**Given passage:**
BEGIN

I'm not condoning parking across the pavement, but painting a picture of the reality of living in a terraced house with no parking.

Someone died a few years ago from a heart attack because the ambulance couldn't get down the road die to parked cars.

PickAChew · 24/01/2017 22:10

And you know, it's not so bad with a small child in a buggy, if there is room (and if you've left an only just big enough gap, yes I would squeeze past), but wheelchairs are often wider and big kids in SN buggies are heavy, which means having to go back and fund some dropped kerb which isn't blocked and use that to get into the road, so it's more than just your car that people have to travel along the road for - then some other twat drives along the road impatiently, wondering why the fuck they're having to wait for pedestrians who are taking up their road and shouting abuse.

And since then was "everyone does it" a good reason to do anything. How about thinking outside the box and putting yourself in the shoes of the people you inconvenience. Even the potholes you leave are a PITA for someone in a wheelchair/large buggy and can cause them to tip over.

ChardonnayKnickertonSmythe · 24/01/2017 22:20

Who are these people who park on the pavement?
Where?

I wouldn't want to, but if I did i would get a ticket in minutes.
It's illegal unless indicated.

Submariner · 24/01/2017 22:21

Absolutely I'm going to ram past your car if it's a choice between that or taking my kids into oncoming traffic. If you care so much about your car, park it appropriately. Funnily enough I have far more attachment to my children than to some selfish stranger's car!

Submariner · 24/01/2017 22:24

And for anyone who's never seen a car parked with four wheels on the pavement I can start a daily gallery of parking twattery just from my walk to school and work.

END

**Supplied information:**
BEGIN

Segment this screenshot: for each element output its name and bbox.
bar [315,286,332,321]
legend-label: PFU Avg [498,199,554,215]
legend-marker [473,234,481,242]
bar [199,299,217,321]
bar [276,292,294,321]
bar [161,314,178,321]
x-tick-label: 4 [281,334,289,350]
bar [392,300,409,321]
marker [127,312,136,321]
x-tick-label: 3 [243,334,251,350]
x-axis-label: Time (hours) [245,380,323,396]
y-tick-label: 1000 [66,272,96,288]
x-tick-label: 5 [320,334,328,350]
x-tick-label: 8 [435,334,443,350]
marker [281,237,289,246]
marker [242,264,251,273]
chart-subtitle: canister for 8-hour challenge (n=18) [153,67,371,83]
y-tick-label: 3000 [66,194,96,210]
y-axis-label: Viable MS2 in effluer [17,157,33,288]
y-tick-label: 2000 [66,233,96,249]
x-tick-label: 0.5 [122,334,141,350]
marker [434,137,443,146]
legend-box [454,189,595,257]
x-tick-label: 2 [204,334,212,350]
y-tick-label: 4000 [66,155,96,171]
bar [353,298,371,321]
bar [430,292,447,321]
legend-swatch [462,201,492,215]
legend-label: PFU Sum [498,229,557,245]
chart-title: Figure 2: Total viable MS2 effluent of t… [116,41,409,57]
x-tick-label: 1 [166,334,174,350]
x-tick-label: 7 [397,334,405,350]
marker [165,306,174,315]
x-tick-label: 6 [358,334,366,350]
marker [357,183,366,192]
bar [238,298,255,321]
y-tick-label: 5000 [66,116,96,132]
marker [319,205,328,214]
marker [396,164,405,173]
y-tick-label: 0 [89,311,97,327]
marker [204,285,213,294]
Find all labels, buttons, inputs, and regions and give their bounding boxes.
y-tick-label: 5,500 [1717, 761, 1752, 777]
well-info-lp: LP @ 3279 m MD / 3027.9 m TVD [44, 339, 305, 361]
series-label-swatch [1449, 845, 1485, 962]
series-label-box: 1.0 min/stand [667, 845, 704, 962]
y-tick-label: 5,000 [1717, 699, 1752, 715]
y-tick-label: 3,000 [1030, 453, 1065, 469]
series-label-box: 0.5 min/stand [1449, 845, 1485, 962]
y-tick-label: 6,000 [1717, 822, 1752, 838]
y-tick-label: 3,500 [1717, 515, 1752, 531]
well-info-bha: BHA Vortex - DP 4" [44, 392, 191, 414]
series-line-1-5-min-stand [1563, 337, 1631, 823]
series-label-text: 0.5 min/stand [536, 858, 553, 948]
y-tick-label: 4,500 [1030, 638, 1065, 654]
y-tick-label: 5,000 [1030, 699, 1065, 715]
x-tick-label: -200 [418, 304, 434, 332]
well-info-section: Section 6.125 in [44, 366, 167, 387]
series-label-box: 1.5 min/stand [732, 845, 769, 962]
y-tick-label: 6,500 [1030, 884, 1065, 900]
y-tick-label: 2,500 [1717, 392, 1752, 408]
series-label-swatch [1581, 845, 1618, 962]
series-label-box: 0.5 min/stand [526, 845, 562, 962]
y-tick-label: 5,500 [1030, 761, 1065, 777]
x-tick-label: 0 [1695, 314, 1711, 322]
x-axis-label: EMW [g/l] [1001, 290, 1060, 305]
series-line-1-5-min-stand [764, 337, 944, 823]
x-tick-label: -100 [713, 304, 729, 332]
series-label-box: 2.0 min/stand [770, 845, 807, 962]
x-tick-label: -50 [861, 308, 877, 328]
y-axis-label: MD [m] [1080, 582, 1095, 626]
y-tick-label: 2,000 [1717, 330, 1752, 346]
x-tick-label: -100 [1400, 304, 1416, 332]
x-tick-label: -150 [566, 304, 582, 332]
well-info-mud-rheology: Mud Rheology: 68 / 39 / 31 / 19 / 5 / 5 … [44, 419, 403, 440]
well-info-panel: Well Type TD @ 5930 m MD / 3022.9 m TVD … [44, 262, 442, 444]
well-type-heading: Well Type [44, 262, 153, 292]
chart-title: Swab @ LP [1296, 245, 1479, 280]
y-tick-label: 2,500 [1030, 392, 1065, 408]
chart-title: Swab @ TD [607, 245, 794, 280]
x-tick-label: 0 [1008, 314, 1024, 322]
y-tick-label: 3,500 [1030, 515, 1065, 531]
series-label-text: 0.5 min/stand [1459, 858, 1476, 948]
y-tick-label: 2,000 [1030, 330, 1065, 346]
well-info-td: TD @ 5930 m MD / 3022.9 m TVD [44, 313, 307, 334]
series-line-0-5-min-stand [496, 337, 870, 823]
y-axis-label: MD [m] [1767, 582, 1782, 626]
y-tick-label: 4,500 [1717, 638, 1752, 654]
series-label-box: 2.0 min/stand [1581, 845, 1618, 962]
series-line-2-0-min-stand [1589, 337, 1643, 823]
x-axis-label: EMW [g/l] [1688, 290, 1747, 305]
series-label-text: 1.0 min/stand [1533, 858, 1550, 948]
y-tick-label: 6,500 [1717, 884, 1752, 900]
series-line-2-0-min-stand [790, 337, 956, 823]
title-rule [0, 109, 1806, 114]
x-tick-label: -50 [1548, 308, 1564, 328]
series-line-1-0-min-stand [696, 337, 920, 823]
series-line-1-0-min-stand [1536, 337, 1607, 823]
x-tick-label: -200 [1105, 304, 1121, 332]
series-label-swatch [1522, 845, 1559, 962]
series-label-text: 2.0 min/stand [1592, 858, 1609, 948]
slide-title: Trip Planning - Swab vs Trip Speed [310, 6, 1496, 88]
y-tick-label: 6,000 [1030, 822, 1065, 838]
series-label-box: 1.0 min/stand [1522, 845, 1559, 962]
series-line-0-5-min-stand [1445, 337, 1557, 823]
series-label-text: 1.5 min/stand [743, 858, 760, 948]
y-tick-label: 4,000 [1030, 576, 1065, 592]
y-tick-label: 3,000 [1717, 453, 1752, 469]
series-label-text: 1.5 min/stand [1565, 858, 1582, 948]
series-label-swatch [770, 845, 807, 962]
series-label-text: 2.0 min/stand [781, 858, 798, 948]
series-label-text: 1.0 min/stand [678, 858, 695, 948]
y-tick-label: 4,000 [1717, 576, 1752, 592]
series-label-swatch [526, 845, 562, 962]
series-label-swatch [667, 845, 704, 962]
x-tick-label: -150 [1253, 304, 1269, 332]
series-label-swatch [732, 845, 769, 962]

END

**Tasks to complete:**
A. List every posting time shown in the pavement-parking thread.
B. Transcribe the pavement-parking thread word for word, everything from "And since then" down to "selfish stranger's car!".

**Your responses:**
A. 22:10, 22:20, 22:21, 22:24

B.
And since then was "everyone does it" a good reason to do anything. How about thinking outside the box and putting yourself in the shoes of the people you inconvenience. Even the potholes you leave are a PITA for someone in a wheelchair/large buggy and can cause them to tip over.

ChardonnayKnickertonSmythe · 24/01/2017 22:20

Who are these people who park on the pavement?
Where?

I wouldn't want to, but if I did i would get a ticket in minutes.
It's illegal unless indicated.

Submariner · 24/01/2017 22:21

Absolutely I'm going to ram past your car if it's a choice between that or taking my kids into oncoming traffic. If you care so much about your car, park it appropriately. Funnily enough I have far more attachment to my children than to some selfish stranger's car!